# EXERCISE DIRECTIONS
Copy each line in the data that includes the word "experts".

*** DATA TO PROCESS ***

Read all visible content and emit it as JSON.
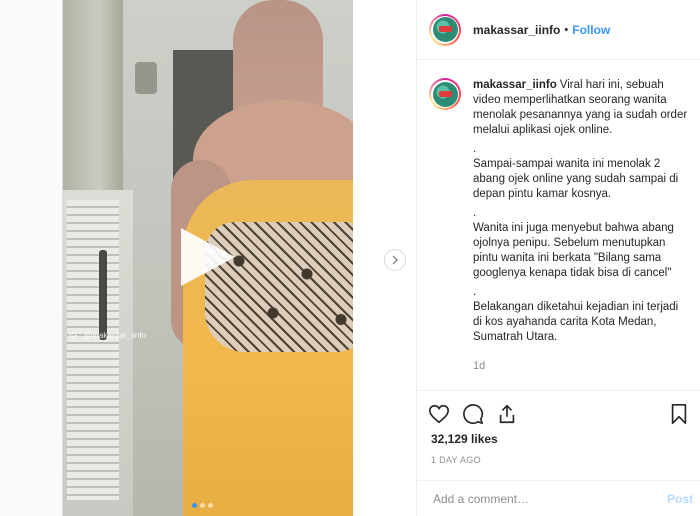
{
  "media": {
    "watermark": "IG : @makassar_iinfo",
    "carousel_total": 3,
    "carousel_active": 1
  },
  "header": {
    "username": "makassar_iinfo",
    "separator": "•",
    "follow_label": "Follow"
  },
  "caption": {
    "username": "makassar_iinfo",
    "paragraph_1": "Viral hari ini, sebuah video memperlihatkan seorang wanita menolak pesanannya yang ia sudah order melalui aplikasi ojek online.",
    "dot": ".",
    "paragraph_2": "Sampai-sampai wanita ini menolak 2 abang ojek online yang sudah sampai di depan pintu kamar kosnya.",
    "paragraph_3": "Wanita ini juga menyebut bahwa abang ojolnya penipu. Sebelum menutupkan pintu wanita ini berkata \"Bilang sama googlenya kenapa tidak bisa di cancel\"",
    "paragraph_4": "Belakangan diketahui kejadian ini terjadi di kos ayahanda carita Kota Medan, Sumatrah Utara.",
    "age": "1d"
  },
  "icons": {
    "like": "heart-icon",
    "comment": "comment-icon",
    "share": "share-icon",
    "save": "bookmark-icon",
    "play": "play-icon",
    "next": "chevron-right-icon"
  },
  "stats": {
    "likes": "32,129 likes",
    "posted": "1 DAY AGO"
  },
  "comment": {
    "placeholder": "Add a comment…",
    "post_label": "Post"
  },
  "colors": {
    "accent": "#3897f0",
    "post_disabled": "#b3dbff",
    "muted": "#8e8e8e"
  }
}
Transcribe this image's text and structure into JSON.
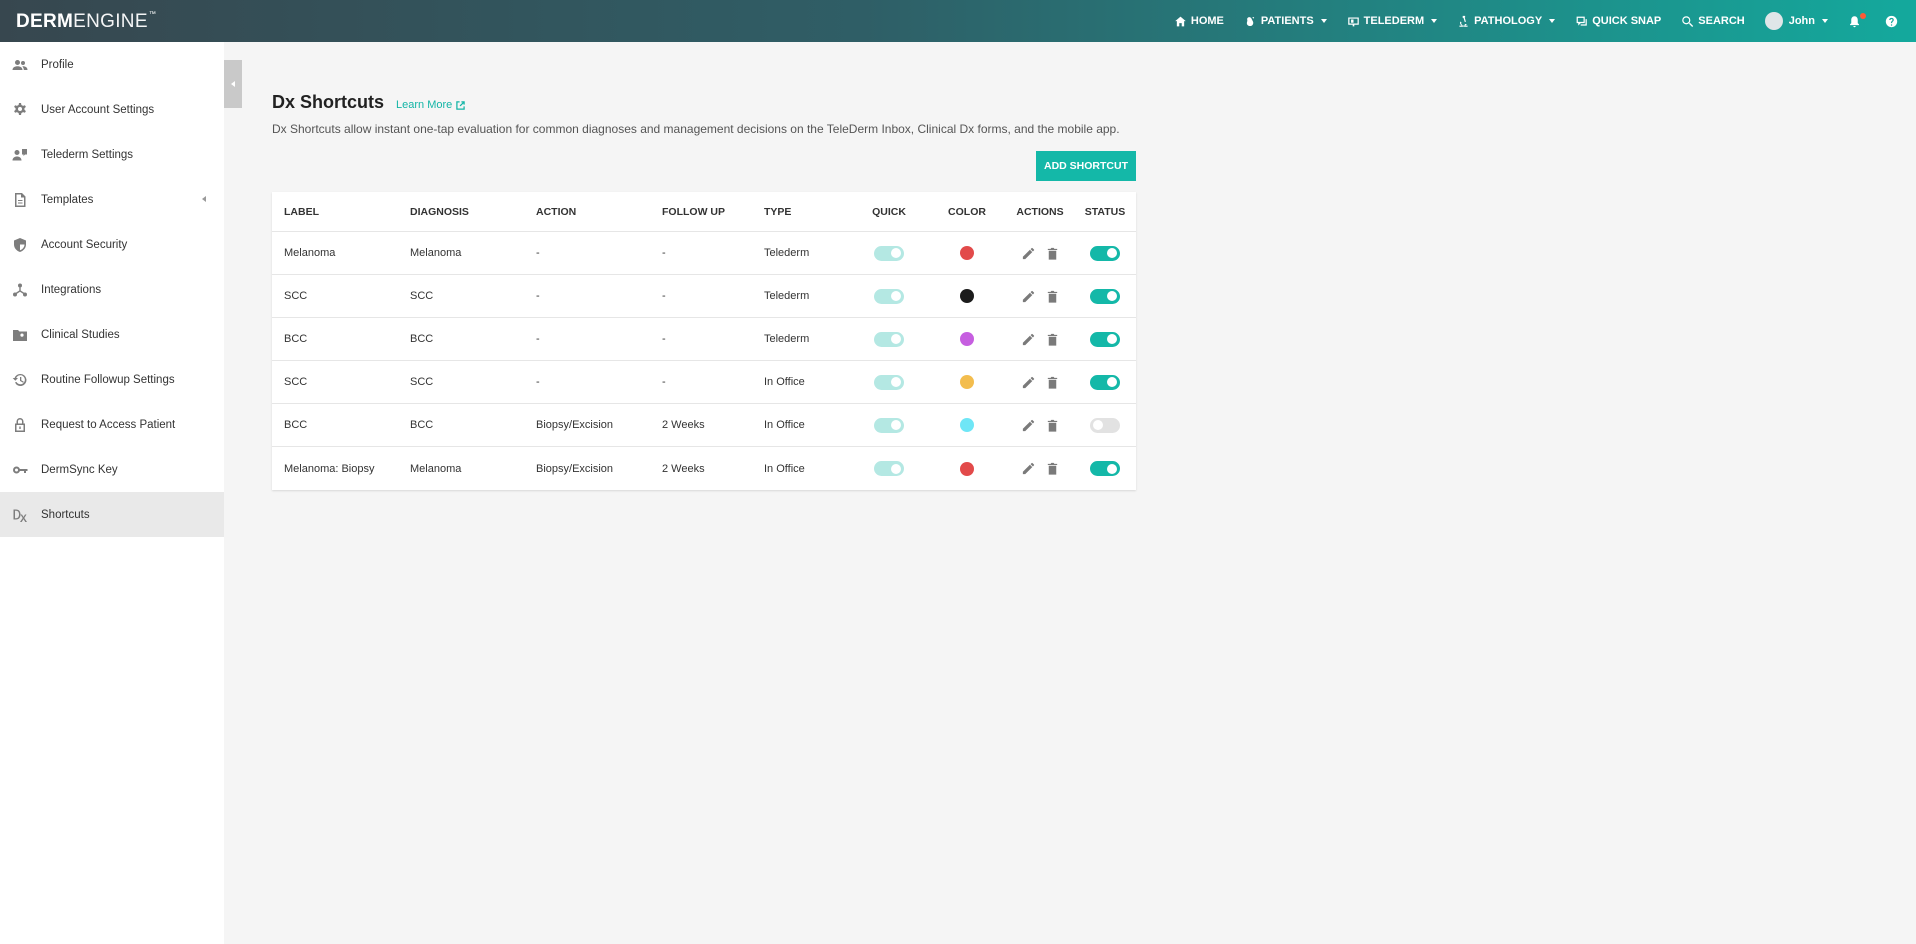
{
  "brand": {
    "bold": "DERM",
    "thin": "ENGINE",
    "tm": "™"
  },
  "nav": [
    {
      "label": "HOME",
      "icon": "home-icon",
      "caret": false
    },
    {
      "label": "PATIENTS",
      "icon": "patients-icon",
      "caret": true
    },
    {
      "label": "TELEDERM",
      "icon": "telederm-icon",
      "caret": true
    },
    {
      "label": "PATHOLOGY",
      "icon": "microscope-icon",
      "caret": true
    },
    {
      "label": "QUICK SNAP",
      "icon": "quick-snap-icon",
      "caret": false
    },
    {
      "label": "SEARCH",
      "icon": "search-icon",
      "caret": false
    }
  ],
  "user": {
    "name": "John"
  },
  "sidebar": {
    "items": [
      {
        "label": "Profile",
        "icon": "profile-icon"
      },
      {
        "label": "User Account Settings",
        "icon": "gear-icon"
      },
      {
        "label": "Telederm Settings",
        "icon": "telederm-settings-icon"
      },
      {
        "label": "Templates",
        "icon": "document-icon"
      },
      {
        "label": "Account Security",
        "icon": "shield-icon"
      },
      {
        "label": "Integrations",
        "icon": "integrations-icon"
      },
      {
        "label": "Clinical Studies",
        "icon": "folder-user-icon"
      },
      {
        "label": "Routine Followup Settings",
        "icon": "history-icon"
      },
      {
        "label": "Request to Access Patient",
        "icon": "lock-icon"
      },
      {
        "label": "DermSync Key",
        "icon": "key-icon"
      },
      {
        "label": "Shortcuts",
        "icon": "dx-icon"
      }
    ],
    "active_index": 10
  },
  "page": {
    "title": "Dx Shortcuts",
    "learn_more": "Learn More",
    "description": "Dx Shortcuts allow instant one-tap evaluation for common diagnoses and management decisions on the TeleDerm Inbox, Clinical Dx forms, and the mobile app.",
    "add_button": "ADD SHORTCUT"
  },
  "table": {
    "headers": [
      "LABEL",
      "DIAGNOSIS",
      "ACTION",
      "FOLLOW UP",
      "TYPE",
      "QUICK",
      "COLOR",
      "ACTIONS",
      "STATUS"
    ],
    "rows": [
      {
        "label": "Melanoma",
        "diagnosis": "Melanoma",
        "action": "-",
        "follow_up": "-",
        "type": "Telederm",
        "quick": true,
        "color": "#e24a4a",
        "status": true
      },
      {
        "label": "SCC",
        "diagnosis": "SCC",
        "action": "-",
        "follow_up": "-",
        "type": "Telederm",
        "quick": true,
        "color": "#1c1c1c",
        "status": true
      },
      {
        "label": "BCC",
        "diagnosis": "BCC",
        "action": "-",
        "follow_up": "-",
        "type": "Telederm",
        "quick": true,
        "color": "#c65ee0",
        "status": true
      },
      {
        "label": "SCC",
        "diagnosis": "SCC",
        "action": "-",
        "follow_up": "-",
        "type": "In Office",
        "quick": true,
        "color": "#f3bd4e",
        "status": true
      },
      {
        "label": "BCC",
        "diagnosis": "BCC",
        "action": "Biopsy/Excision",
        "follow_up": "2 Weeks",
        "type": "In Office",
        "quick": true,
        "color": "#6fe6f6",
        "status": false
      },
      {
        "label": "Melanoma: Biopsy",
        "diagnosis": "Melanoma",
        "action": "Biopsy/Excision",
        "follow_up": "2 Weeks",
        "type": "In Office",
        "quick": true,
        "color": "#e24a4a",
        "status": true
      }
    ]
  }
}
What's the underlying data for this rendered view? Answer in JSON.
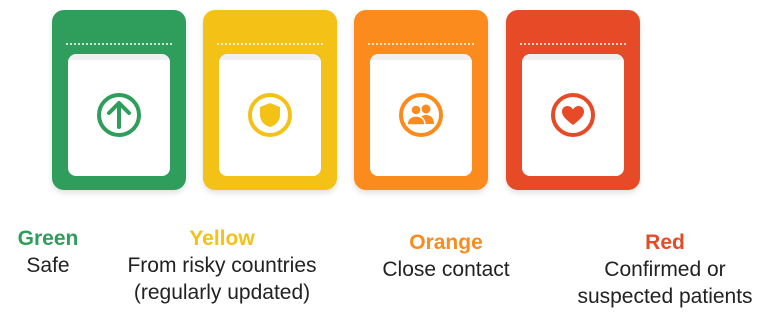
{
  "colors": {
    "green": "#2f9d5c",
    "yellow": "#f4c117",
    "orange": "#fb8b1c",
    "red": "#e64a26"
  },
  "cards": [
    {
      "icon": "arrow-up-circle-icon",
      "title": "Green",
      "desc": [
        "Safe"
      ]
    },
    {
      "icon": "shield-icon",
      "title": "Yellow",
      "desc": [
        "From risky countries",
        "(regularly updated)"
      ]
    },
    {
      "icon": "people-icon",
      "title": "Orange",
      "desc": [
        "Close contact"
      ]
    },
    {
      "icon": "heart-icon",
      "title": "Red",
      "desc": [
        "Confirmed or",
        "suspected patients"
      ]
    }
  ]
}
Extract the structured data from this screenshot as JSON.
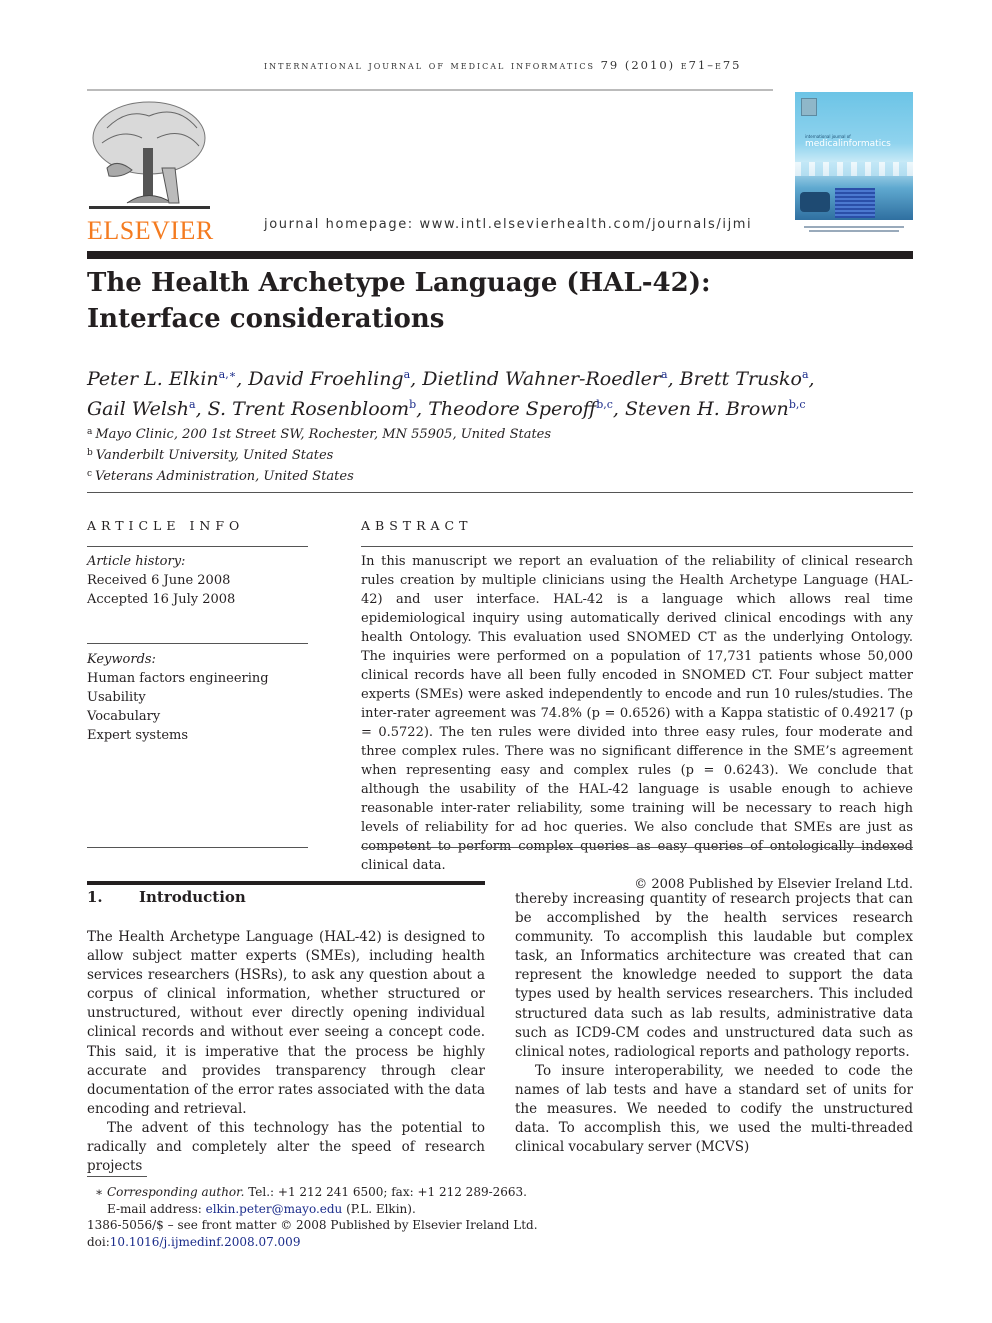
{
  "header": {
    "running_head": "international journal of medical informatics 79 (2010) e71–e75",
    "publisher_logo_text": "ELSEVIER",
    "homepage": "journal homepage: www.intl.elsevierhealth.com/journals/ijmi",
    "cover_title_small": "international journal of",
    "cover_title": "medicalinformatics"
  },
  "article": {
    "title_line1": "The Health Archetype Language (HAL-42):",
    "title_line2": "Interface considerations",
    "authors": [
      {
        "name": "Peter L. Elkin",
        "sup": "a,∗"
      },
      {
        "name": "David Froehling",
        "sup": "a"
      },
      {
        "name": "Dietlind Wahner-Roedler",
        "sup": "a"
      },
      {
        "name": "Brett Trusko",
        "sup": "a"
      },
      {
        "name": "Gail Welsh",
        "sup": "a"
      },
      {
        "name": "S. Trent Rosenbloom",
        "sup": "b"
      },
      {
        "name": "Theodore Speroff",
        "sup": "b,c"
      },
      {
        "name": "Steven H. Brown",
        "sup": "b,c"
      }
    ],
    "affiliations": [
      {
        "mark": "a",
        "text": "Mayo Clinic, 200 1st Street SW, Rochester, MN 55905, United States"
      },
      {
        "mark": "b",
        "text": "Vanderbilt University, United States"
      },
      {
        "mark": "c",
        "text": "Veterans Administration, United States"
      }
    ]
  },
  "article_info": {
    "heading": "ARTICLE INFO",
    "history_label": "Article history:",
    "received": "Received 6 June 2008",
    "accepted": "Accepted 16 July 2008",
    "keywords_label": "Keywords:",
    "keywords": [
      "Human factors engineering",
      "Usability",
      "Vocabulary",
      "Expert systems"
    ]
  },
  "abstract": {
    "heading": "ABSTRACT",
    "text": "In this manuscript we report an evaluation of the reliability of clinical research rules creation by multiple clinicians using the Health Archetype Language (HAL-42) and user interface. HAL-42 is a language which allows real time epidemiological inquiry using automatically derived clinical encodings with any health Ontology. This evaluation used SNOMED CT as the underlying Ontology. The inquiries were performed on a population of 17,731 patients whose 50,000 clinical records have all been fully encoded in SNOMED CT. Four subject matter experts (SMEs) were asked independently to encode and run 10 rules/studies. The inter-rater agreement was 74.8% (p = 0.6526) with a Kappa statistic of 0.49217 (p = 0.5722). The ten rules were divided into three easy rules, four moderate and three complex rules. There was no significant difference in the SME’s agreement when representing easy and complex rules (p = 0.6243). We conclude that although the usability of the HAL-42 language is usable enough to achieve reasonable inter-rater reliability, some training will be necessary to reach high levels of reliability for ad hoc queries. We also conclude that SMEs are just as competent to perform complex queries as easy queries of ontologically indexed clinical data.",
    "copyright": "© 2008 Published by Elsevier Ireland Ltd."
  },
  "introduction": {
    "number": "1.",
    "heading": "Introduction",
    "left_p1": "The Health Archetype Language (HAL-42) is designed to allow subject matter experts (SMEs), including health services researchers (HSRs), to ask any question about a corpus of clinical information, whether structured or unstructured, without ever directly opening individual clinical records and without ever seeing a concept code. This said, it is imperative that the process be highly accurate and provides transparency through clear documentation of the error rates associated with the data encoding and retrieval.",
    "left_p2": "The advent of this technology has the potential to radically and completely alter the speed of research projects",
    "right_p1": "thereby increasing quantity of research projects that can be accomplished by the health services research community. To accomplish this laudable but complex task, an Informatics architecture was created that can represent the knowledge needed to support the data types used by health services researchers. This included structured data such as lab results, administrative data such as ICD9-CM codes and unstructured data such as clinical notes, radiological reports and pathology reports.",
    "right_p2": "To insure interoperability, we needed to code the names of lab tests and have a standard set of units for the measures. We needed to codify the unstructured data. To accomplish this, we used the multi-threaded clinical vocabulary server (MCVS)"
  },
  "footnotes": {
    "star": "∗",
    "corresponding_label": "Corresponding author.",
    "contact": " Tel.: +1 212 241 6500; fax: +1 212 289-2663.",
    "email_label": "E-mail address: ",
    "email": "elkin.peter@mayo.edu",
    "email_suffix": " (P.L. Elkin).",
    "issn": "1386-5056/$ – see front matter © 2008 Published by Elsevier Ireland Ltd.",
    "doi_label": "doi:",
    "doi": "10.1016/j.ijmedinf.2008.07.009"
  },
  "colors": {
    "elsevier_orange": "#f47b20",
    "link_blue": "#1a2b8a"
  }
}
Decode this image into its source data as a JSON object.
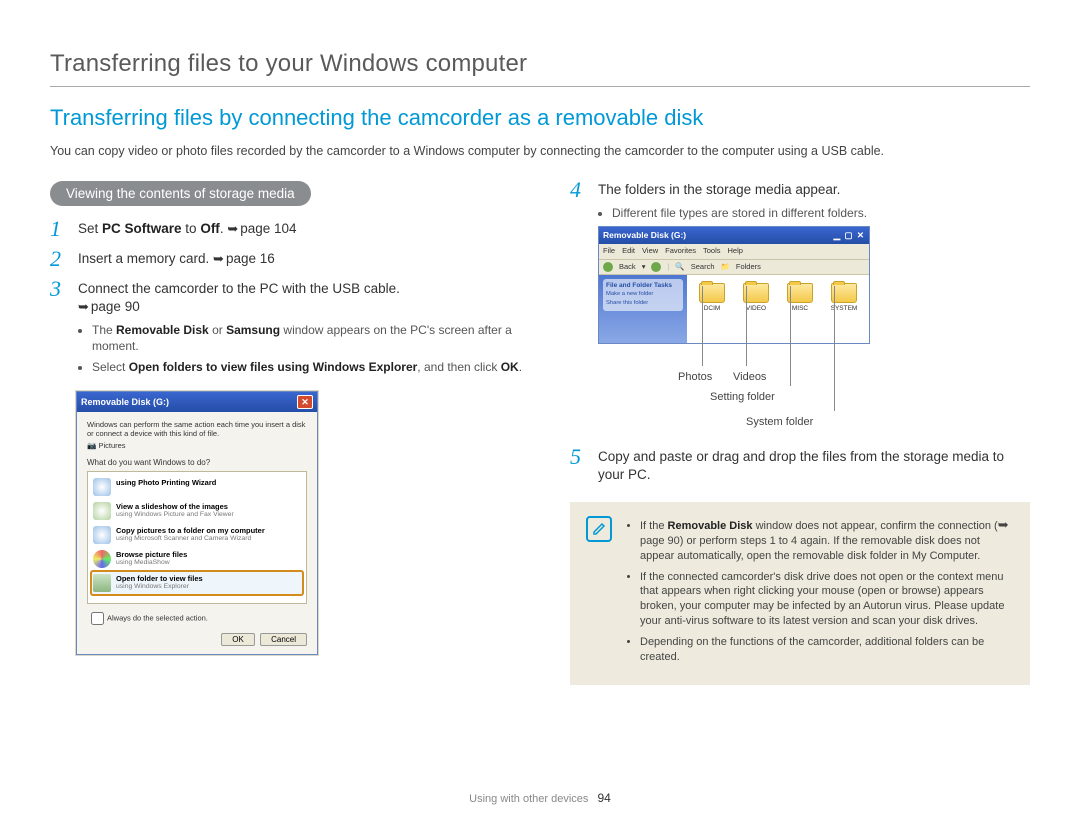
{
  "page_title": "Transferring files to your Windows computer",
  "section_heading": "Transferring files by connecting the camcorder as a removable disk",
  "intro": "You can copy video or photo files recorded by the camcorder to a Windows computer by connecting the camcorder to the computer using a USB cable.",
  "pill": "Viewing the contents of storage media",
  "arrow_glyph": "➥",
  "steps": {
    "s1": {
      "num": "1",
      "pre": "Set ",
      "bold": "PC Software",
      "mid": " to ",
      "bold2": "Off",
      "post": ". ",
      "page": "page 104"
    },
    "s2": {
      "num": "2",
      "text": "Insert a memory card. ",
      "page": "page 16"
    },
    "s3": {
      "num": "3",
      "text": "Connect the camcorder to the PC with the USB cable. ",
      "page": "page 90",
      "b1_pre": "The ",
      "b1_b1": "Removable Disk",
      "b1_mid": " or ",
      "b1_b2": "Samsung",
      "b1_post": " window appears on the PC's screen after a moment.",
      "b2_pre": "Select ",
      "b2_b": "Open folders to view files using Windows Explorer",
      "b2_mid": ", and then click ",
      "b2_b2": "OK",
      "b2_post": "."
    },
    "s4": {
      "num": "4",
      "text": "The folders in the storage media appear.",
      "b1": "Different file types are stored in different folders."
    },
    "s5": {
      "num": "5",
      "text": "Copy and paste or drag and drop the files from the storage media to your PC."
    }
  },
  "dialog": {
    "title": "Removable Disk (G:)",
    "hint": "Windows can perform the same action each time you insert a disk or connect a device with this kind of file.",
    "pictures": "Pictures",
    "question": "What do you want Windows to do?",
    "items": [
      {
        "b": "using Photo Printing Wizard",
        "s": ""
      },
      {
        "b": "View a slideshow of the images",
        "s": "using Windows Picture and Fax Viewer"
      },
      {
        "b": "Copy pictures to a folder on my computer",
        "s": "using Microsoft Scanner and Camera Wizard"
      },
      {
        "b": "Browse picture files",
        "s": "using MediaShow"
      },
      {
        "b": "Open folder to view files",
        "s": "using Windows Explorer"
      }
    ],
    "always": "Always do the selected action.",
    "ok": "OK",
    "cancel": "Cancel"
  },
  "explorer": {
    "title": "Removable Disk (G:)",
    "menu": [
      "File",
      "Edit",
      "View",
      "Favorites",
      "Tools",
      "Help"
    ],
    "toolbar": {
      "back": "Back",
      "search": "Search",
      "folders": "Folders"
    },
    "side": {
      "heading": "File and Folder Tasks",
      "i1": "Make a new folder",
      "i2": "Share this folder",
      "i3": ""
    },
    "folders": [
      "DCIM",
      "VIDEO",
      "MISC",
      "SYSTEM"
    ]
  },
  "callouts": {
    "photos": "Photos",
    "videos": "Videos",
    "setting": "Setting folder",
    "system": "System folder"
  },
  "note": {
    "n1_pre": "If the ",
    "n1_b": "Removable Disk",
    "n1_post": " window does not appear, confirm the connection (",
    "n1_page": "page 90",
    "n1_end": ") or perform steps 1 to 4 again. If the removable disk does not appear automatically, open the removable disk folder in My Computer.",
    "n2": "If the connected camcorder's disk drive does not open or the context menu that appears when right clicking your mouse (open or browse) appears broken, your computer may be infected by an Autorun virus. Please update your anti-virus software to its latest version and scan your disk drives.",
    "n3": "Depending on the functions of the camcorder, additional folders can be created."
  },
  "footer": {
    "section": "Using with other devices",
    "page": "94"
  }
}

***

# TASK RESPONSE
    "text": "In this manuscript we report an evaluation of the reliability of clinical research rules creation by multiple clinicians using the Health Archetype Language (HAL-42) and user interface. HAL-42 is a language which allows real time epidemiological inquiry using automatically derived clinical encodings with any health Ontology. This evaluation used SNOMED CT as the underlying Ontology. The inquiries were performed on a population of 17,731 patients whose 50,000 clinical records have all been fully encoded in SNOMED CT. Four subject matter experts (SMEs) were asked independently to encode and run 10 rules/studies. The inter-rater agreement was 74.8% (p = 0.6526) with a Kappa statistic of 0.49217 (p = 0.5722). The ten rules were divided into three easy rules, four moderate and three complex rules. There was no significant difference in the SME’s agreement when representing easy and complex rules (p = 0.6243). We conclude that although the usability of the HAL-42 language is usable enough to achieve reasonable inter-rater reliability, some training will be necessary to reach high levels of reliability for ad hoc queries. We also conclude that SMEs are just as competent to perform complex queries as easy queries of ontologically indexed clinical data.",
    "left_p1": "The Health Archetype Language (HAL-42) is designed to allow subject matter experts (SMEs), including health services researchers (HSRs), to ask any question about a corpus of clinical information, whether structured or unstructured, without ever directly opening individual clinical records and without ever seeing a concept code. This said, it is imperative that the process be highly accurate and provides transparency through clear documentation of the error rates associated with the data encoding and retrieval.",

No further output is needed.